◆ **YOUR TASK**: Could you copy out every line of the entries below verbatim, changing nothing?

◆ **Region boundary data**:

◇ ◇ ◇ ◇ ◇

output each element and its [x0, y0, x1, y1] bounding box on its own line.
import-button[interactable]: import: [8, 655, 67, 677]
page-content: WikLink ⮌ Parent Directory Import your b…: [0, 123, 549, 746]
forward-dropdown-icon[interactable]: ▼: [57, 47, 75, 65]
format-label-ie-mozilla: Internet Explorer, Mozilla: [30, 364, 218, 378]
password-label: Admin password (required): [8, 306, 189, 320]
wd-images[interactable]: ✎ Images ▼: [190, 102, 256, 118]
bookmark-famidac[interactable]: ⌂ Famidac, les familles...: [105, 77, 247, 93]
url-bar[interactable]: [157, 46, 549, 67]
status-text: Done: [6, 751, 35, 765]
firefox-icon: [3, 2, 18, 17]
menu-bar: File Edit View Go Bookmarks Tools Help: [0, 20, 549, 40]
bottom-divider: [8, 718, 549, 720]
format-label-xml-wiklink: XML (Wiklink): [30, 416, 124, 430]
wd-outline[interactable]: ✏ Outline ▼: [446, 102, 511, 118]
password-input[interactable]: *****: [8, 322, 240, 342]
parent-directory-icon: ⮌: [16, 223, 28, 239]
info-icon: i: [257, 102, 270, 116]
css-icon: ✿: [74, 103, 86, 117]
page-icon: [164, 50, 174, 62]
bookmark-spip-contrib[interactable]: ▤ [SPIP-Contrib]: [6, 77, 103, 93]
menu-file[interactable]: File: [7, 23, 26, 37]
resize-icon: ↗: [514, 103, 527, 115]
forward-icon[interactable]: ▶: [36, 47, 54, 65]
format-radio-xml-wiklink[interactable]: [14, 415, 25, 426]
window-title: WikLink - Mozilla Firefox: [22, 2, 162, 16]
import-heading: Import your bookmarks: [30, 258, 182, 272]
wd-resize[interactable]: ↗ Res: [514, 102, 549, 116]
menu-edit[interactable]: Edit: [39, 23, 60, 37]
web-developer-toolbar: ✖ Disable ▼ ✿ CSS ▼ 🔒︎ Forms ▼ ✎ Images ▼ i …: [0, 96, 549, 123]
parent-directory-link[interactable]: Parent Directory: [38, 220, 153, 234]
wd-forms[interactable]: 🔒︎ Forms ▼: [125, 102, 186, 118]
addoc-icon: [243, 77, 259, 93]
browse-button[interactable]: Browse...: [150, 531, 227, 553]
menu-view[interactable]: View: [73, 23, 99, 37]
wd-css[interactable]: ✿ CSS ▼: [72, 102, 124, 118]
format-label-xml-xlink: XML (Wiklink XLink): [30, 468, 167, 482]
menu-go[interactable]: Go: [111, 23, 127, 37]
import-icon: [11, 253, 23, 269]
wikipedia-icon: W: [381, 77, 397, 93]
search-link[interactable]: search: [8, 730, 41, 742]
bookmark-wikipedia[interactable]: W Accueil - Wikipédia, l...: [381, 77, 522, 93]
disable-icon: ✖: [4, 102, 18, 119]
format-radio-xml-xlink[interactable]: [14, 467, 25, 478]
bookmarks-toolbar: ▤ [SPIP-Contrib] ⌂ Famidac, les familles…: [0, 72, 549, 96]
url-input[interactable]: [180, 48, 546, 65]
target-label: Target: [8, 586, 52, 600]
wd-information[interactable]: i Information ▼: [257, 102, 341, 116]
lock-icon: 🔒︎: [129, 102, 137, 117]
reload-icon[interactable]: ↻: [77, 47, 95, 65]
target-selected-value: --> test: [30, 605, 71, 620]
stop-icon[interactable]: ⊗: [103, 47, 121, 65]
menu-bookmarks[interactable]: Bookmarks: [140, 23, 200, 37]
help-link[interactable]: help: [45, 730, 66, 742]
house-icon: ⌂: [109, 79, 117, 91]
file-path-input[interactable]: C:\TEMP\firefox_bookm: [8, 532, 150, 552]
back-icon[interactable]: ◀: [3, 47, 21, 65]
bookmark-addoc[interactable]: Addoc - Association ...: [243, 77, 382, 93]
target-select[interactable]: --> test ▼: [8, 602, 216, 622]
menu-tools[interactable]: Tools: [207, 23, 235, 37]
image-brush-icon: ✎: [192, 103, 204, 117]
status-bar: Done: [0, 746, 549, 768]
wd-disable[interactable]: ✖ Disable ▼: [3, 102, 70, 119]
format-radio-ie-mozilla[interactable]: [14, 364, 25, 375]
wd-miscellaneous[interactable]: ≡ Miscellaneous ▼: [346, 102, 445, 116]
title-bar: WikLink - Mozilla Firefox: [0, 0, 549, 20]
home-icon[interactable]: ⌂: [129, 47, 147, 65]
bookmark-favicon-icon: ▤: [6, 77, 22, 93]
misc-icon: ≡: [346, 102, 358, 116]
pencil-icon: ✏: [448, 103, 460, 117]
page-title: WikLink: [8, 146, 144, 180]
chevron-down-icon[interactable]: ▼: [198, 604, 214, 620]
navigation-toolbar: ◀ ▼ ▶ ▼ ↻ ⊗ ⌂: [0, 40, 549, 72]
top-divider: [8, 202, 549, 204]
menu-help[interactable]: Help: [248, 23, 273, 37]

◇ ◇ ◇ ◇ ◇

◆ **SOLUTION TO THIS TASK**:
output each element and its [x0, y0, x1, y1] bounding box on its own line.
import-button[interactable]: import: [8, 655, 67, 677]
page-content: WikLink ⮌ Parent Directory Import your b…: [0, 123, 549, 746]
forward-dropdown-icon[interactable]: ▼: [57, 47, 75, 65]
format-label-ie-mozilla: Internet Explorer, Mozilla: [30, 364, 218, 378]
password-label: Admin password (required): [8, 306, 189, 320]
wd-images[interactable]: ✎ Images ▼: [190, 102, 256, 118]
bookmark-famidac[interactable]: ⌂ Famidac, les familles...: [105, 77, 247, 93]
url-bar[interactable]: [157, 46, 549, 67]
status-text: Done: [6, 751, 35, 765]
firefox-icon: [3, 2, 18, 17]
menu-bar: File Edit View Go Bookmarks Tools Help: [0, 20, 549, 40]
bottom-divider: [8, 718, 549, 720]
format-label-xml-wiklink: XML (Wiklink): [30, 416, 124, 430]
wd-outline[interactable]: ✏ Outline ▼: [446, 102, 511, 118]
password-input[interactable]: *****: [8, 322, 240, 342]
parent-directory-icon: ⮌: [16, 223, 28, 239]
info-icon: i: [257, 102, 270, 116]
css-icon: ✿: [74, 103, 86, 117]
page-icon: [164, 50, 174, 62]
bookmark-spip-contrib[interactable]: ▤ [SPIP-Contrib]: [6, 77, 103, 93]
menu-file[interactable]: File: [7, 23, 26, 37]
resize-icon: ↗: [514, 103, 527, 115]
forward-icon[interactable]: ▶: [36, 47, 54, 65]
format-radio-xml-wiklink[interactable]: [14, 415, 25, 426]
window-title: WikLink - Mozilla Firefox: [22, 2, 162, 16]
import-heading: Import your bookmarks: [30, 258, 182, 272]
wd-resize[interactable]: ↗ Res: [514, 102, 549, 116]
menu-edit[interactable]: Edit: [39, 23, 60, 37]
web-developer-toolbar: ✖ Disable ▼ ✿ CSS ▼ 🔒︎ Forms ▼ ✎ Images ▼ i …: [0, 96, 549, 123]
parent-directory-link[interactable]: Parent Directory: [38, 220, 153, 234]
wd-forms[interactable]: 🔒︎ Forms ▼: [125, 102, 186, 118]
addoc-icon: [243, 77, 259, 93]
browse-button[interactable]: Browse...: [150, 531, 227, 553]
menu-view[interactable]: View: [73, 23, 99, 37]
wd-css[interactable]: ✿ CSS ▼: [72, 102, 124, 118]
format-label-xml-xlink: XML (Wiklink XLink): [30, 468, 167, 482]
menu-go[interactable]: Go: [111, 23, 127, 37]
import-icon: [11, 253, 23, 269]
wikipedia-icon: W: [381, 77, 397, 93]
search-link[interactable]: search: [8, 730, 41, 742]
bookmark-wikipedia[interactable]: W Accueil - Wikipédia, l...: [381, 77, 522, 93]
disable-icon: ✖: [4, 102, 18, 119]
format-radio-xml-xlink[interactable]: [14, 467, 25, 478]
bookmarks-toolbar: ▤ [SPIP-Contrib] ⌂ Famidac, les familles…: [0, 72, 549, 96]
url-input[interactable]: [180, 48, 546, 65]
target-label: Target: [8, 586, 52, 600]
wd-information[interactable]: i Information ▼: [257, 102, 341, 116]
lock-icon: 🔒︎: [129, 102, 137, 117]
reload-icon[interactable]: ↻: [77, 47, 95, 65]
target-selected-value: --> test: [30, 605, 71, 620]
stop-icon[interactable]: ⊗: [103, 47, 121, 65]
menu-bookmarks[interactable]: Bookmarks: [140, 23, 200, 37]
help-link[interactable]: help: [45, 730, 66, 742]
house-icon: ⌂: [109, 79, 117, 91]
file-path-input[interactable]: C:\TEMP\firefox_bookm: [8, 532, 150, 552]
back-icon[interactable]: ◀: [3, 47, 21, 65]
bookmark-addoc[interactable]: Addoc - Association ...: [243, 77, 382, 93]
target-select[interactable]: --> test ▼: [8, 602, 216, 622]
menu-tools[interactable]: Tools: [207, 23, 235, 37]
image-brush-icon: ✎: [192, 103, 204, 117]
status-bar: Done: [0, 746, 549, 768]
wd-disable[interactable]: ✖ Disable ▼: [3, 102, 70, 119]
format-radio-ie-mozilla[interactable]: [14, 364, 25, 375]
wd-miscellaneous[interactable]: ≡ Miscellaneous ▼: [346, 102, 445, 116]
title-bar: WikLink - Mozilla Firefox: [0, 0, 549, 20]
home-icon[interactable]: ⌂: [129, 47, 147, 65]
bookmark-favicon-icon: ▤: [6, 77, 22, 93]
misc-icon: ≡: [346, 102, 358, 116]
pencil-icon: ✏: [448, 103, 460, 117]
page-title: WikLink: [8, 146, 144, 180]
chevron-down-icon[interactable]: ▼: [198, 604, 214, 620]
navigation-toolbar: ◀ ▼ ▶ ▼ ↻ ⊗ ⌂: [0, 40, 549, 72]
top-divider: [8, 202, 549, 204]
menu-help[interactable]: Help: [248, 23, 273, 37]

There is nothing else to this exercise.